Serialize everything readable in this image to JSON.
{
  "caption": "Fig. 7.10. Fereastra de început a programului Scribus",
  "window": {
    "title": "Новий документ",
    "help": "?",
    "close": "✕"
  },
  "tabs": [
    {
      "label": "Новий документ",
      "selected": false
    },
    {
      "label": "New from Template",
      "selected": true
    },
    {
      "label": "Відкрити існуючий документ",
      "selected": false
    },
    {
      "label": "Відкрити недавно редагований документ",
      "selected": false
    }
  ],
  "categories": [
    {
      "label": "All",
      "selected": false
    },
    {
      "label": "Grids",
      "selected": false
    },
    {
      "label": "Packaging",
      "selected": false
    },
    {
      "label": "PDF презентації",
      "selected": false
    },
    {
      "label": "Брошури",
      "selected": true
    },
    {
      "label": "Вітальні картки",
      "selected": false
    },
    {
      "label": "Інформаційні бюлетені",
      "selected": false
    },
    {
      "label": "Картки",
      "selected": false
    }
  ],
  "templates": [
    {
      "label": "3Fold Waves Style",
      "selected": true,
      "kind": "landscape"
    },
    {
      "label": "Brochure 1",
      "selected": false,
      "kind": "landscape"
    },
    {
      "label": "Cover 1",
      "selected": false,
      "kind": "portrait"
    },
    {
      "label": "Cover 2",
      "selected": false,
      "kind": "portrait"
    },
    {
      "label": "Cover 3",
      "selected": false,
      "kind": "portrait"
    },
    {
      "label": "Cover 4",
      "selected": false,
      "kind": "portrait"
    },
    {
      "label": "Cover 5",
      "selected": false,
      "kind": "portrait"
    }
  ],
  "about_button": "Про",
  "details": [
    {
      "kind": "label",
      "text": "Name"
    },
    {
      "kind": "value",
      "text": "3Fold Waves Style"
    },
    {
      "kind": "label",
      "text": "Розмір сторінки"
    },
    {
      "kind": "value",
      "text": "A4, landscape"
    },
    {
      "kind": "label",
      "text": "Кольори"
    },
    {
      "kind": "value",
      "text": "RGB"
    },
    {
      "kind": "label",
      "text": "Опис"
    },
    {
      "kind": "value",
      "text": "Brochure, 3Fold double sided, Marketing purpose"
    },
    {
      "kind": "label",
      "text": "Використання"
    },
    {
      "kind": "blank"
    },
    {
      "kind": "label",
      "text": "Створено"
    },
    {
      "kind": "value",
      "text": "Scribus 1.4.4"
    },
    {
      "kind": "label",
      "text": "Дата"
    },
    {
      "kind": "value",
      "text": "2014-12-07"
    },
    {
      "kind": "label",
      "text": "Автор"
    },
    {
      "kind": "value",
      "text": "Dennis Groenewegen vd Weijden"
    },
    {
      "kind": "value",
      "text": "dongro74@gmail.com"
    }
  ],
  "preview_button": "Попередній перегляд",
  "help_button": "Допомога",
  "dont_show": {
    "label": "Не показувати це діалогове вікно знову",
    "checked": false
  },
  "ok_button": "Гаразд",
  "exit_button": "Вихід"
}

_ _ _ _ _ _ _

Extract all lines as given.

# Result of the exercise
Serialize everything readable in this image to JSON.
{
  "caption": "Fig. 7.10. Fereastra de început a programului Scribus",
  "window": {
    "title": "Новий документ",
    "help": "?",
    "close": "✕"
  },
  "tabs": [
    {
      "label": "Новий документ",
      "selected": false
    },
    {
      "label": "New from Template",
      "selected": true
    },
    {
      "label": "Відкрити існуючий документ",
      "selected": false
    },
    {
      "label": "Відкрити недавно редагований документ",
      "selected": false
    }
  ],
  "categories": [
    {
      "label": "All",
      "selected": false
    },
    {
      "label": "Grids",
      "selected": false
    },
    {
      "label": "Packaging",
      "selected": false
    },
    {
      "label": "PDF презентації",
      "selected": false
    },
    {
      "label": "Брошури",
      "selected": true
    },
    {
      "label": "Вітальні картки",
      "selected": false
    },
    {
      "label": "Інформаційні бюлетені",
      "selected": false
    },
    {
      "label": "Картки",
      "selected": false
    }
  ],
  "templates": [
    {
      "label": "3Fold Waves Style",
      "selected": true,
      "kind": "landscape"
    },
    {
      "label": "Brochure 1",
      "selected": false,
      "kind": "landscape"
    },
    {
      "label": "Cover 1",
      "selected": false,
      "kind": "portrait"
    },
    {
      "label": "Cover 2",
      "selected": false,
      "kind": "portrait"
    },
    {
      "label": "Cover 3",
      "selected": false,
      "kind": "portrait"
    },
    {
      "label": "Cover 4",
      "selected": false,
      "kind": "portrait"
    },
    {
      "label": "Cover 5",
      "selected": false,
      "kind": "portrait"
    }
  ],
  "about_button": "Про",
  "details": [
    {
      "kind": "label",
      "text": "Name"
    },
    {
      "kind": "value",
      "text": "3Fold Waves Style"
    },
    {
      "kind": "label",
      "text": "Розмір сторінки"
    },
    {
      "kind": "value",
      "text": "A4, landscape"
    },
    {
      "kind": "label",
      "text": "Кольори"
    },
    {
      "kind": "value",
      "text": "RGB"
    },
    {
      "kind": "label",
      "text": "Опис"
    },
    {
      "kind": "value",
      "text": "Brochure, 3Fold double sided, Marketing purpose"
    },
    {
      "kind": "label",
      "text": "Використання"
    },
    {
      "kind": "blank"
    },
    {
      "kind": "label",
      "text": "Створено"
    },
    {
      "kind": "value",
      "text": "Scribus 1.4.4"
    },
    {
      "kind": "label",
      "text": "Дата"
    },
    {
      "kind": "value",
      "text": "2014-12-07"
    },
    {
      "kind": "label",
      "text": "Автор"
    },
    {
      "kind": "value",
      "text": "Dennis Groenewegen vd Weijden"
    },
    {
      "kind": "value",
      "text": "dongro74@gmail.com"
    }
  ],
  "preview_button": "Попередній перегляд",
  "help_button": "Допомога",
  "dont_show": {
    "label": "Не показувати це діалогове вікно знову",
    "checked": false
  },
  "ok_button": "Гаразд",
  "exit_button": "Вихід"
}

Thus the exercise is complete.